Filter the records below down to lines containing "this".

═════ PROVIDED RECORDS

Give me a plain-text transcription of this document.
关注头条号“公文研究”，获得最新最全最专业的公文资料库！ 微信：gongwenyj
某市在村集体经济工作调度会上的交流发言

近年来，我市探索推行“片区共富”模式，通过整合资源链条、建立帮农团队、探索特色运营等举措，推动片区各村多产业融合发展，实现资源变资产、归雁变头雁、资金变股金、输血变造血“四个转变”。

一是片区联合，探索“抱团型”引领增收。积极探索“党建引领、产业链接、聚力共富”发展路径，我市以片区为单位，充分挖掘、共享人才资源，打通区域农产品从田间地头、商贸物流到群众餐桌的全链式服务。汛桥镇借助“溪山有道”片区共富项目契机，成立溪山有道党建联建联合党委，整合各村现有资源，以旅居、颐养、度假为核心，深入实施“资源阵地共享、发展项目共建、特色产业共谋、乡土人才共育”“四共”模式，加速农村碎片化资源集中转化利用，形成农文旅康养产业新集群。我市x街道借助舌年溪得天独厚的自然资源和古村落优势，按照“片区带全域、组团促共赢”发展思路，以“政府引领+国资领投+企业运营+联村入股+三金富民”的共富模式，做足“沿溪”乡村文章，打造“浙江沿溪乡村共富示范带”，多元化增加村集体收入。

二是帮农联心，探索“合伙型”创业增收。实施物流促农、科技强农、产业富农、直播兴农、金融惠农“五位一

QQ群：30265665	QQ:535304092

══════════
═════ PROVIDED RECORDS

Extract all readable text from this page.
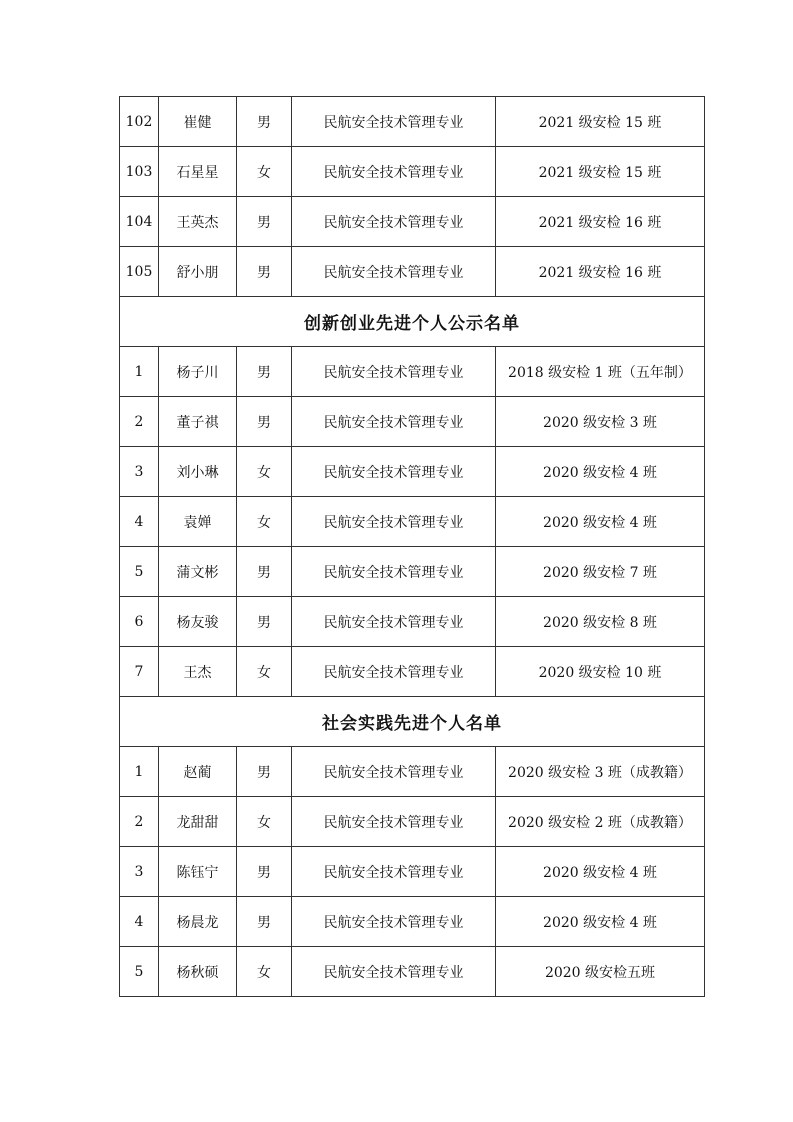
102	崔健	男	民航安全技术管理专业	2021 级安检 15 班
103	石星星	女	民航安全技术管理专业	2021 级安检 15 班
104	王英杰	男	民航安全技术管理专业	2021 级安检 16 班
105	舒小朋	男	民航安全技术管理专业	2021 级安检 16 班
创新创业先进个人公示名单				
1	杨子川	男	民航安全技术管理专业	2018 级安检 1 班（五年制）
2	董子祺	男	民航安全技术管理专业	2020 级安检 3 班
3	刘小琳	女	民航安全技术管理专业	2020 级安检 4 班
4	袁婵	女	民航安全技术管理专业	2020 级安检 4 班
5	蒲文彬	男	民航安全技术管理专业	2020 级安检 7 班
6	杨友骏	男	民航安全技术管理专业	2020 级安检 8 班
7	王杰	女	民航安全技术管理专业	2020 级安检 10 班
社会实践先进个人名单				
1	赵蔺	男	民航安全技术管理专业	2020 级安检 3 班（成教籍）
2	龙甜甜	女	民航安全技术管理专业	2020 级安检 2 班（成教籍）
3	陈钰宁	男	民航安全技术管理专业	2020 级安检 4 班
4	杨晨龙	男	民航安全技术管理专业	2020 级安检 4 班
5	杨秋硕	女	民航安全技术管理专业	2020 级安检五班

══════════

▶ [FULL ANSWER]:
Give me a plain-text transcription of this document.
Extract all readable text from this page.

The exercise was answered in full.